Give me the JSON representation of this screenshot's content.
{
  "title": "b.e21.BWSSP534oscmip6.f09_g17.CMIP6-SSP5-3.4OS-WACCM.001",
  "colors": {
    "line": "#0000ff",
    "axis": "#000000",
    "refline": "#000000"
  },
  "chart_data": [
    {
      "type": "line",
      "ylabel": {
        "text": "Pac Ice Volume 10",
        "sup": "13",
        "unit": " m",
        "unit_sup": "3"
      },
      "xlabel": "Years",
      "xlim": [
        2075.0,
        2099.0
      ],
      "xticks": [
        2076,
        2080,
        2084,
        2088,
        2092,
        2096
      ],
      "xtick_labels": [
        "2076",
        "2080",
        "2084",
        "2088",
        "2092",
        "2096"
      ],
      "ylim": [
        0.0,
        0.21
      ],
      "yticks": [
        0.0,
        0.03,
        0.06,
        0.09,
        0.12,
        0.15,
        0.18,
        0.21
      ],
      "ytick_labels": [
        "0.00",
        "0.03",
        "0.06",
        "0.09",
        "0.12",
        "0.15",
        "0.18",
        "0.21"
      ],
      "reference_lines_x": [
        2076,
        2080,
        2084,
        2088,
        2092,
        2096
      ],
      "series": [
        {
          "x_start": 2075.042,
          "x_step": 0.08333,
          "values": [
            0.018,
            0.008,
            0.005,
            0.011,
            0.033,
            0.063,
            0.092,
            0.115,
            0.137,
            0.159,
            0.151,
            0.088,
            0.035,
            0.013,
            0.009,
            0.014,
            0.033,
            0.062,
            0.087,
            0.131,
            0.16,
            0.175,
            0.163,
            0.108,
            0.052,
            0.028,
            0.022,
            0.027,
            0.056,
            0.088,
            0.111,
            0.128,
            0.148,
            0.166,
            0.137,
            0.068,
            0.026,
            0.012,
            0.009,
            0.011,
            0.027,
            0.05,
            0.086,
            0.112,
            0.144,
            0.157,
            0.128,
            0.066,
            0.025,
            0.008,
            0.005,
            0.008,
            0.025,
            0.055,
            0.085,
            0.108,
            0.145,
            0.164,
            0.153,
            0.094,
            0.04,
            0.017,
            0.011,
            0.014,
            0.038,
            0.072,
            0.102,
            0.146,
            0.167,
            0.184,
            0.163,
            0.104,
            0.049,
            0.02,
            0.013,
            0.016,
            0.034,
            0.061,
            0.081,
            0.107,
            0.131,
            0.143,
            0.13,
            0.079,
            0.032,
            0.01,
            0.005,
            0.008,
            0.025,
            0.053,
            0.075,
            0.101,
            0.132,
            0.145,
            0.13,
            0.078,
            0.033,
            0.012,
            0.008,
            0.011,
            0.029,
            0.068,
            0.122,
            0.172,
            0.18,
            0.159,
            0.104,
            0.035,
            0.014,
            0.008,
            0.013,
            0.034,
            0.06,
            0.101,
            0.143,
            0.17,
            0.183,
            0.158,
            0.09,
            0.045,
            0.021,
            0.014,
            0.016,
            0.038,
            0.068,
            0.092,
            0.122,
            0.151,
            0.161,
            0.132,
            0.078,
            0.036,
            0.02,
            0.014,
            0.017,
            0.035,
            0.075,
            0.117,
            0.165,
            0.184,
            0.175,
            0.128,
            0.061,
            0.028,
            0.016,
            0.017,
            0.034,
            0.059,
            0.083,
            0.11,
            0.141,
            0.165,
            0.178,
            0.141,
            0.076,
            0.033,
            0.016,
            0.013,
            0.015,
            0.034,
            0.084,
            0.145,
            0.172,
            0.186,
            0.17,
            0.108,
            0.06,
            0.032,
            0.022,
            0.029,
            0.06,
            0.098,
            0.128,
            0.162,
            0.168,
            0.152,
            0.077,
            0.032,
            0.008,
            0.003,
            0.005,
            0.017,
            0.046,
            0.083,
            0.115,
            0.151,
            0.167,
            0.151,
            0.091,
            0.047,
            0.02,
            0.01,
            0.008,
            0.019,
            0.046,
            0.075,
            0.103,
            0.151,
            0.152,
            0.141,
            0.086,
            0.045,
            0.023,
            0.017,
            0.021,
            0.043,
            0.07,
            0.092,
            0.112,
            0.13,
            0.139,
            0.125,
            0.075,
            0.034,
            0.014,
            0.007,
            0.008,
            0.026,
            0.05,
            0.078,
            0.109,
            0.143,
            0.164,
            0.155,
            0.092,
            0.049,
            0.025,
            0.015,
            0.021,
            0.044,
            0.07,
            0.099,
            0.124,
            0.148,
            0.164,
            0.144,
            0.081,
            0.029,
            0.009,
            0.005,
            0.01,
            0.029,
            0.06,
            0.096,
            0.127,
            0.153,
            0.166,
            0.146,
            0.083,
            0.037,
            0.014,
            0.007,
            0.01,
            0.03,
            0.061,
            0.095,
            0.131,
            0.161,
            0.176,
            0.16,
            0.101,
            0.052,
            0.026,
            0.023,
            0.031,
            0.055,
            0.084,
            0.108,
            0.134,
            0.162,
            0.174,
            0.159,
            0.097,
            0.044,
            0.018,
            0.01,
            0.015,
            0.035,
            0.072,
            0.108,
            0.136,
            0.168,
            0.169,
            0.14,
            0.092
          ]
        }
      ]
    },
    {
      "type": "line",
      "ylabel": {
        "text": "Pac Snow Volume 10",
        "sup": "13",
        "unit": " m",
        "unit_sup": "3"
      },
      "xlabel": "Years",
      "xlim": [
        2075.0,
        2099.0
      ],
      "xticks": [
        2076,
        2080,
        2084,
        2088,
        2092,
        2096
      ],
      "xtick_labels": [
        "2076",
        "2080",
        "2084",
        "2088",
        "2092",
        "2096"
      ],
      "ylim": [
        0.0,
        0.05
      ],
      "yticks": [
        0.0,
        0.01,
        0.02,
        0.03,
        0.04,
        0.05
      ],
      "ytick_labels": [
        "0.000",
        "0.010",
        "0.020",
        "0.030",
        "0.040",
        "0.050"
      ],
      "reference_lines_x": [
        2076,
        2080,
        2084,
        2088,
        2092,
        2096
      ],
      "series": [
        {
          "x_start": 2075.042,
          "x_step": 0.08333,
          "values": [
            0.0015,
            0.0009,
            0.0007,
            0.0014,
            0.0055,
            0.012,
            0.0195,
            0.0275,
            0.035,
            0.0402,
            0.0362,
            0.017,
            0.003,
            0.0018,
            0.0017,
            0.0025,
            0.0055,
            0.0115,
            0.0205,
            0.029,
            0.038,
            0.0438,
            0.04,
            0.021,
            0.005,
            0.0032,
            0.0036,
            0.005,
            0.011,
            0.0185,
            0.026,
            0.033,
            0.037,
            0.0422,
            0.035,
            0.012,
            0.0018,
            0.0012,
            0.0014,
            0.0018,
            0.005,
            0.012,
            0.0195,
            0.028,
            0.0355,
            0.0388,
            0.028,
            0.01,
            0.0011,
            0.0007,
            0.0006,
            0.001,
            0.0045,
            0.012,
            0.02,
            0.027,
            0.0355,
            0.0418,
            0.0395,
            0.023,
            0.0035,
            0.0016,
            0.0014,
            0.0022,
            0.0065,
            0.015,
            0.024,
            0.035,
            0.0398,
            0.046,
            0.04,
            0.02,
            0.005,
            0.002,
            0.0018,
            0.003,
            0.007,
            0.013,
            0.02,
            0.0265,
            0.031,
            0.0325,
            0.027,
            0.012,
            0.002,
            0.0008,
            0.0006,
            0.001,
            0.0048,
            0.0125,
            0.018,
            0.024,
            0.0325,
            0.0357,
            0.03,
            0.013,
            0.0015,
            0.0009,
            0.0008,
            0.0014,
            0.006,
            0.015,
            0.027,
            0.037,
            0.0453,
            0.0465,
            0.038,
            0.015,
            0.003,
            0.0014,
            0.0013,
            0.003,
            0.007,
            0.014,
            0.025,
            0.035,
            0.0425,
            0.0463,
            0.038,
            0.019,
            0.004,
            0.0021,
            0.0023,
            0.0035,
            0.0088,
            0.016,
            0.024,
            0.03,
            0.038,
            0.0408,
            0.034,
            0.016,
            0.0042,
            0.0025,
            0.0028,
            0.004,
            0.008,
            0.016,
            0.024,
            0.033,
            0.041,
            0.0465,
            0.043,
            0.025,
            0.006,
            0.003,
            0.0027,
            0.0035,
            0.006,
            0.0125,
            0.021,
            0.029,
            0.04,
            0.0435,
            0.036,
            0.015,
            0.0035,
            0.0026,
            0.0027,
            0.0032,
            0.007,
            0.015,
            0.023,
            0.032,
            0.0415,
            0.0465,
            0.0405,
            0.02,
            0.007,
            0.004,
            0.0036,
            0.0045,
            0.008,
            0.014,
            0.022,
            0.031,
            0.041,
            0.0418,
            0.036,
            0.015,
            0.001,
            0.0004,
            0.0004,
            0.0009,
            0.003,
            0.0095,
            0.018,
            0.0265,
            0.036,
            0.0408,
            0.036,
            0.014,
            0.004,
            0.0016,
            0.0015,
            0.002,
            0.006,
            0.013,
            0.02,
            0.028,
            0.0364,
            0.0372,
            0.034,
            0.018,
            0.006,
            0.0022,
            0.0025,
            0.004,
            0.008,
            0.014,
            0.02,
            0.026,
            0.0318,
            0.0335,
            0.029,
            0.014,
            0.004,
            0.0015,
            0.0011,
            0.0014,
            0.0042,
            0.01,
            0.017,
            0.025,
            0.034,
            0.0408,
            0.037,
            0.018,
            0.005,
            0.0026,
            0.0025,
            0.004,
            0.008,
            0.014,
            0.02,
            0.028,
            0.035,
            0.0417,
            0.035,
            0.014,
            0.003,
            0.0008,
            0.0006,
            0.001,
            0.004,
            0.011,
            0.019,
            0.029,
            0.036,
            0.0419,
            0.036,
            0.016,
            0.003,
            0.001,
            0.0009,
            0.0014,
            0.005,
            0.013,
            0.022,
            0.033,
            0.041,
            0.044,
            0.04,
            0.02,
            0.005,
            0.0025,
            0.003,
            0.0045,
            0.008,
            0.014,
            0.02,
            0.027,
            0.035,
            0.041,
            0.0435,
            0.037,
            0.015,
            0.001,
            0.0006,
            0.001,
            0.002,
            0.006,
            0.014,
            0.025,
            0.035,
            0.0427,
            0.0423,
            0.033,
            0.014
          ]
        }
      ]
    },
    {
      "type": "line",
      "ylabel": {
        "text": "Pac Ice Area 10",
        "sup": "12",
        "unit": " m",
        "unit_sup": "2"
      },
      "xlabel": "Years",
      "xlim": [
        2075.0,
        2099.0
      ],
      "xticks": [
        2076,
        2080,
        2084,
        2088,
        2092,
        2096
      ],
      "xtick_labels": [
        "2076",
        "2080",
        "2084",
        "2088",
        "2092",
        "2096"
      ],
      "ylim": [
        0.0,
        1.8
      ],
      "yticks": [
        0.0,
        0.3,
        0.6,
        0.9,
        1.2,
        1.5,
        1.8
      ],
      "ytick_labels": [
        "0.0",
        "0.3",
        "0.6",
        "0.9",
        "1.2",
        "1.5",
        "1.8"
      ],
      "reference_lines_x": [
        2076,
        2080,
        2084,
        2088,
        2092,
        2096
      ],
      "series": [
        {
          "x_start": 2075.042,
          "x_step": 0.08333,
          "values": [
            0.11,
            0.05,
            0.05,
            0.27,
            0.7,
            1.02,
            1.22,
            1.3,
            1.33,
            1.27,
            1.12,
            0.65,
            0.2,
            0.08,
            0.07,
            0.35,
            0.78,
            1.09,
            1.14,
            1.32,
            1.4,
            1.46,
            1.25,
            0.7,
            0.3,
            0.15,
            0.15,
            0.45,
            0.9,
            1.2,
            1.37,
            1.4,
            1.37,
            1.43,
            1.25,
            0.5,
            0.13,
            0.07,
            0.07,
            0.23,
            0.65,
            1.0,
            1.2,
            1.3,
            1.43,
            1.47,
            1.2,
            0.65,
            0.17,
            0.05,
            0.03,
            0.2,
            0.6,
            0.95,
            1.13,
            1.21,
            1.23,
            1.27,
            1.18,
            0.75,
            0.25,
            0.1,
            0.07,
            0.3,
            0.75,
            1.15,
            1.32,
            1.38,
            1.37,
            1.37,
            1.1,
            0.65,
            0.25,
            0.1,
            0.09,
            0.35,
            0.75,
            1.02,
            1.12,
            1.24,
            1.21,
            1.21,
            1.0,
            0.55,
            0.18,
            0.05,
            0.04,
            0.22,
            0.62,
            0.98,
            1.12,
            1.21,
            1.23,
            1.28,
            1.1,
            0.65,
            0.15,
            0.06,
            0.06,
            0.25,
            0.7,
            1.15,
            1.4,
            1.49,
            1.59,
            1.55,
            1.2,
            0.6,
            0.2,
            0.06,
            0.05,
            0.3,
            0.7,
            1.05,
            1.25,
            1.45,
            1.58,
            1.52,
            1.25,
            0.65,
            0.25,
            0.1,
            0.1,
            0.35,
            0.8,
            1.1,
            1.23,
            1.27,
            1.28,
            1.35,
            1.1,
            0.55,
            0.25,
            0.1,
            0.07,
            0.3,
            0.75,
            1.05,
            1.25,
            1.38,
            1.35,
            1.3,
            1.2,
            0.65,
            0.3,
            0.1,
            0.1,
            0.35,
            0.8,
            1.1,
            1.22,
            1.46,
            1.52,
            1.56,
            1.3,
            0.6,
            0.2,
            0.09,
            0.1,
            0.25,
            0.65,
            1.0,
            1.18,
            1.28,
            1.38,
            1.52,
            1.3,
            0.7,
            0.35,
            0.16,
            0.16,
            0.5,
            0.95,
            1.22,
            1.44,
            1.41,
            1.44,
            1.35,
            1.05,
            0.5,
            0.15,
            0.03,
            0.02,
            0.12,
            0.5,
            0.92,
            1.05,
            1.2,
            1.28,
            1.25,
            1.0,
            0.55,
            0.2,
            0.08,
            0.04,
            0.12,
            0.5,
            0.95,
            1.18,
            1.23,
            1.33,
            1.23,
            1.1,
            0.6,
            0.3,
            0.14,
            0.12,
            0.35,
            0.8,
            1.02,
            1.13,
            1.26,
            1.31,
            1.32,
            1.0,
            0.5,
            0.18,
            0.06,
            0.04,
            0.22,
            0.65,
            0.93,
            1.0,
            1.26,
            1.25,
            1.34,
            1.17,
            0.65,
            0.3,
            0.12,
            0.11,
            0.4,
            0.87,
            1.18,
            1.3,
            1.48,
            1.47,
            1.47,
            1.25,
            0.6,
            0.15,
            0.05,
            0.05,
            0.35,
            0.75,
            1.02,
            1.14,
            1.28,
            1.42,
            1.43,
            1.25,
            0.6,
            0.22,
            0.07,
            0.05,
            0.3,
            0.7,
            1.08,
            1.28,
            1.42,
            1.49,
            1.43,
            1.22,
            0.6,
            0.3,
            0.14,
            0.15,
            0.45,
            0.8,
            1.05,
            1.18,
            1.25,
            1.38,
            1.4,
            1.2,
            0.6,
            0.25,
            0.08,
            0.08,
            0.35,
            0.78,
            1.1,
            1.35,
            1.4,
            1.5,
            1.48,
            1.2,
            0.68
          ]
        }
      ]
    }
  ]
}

Stated goal
Find how many lines in the listing hold "Volume", and reply with that number only.

Written reply
2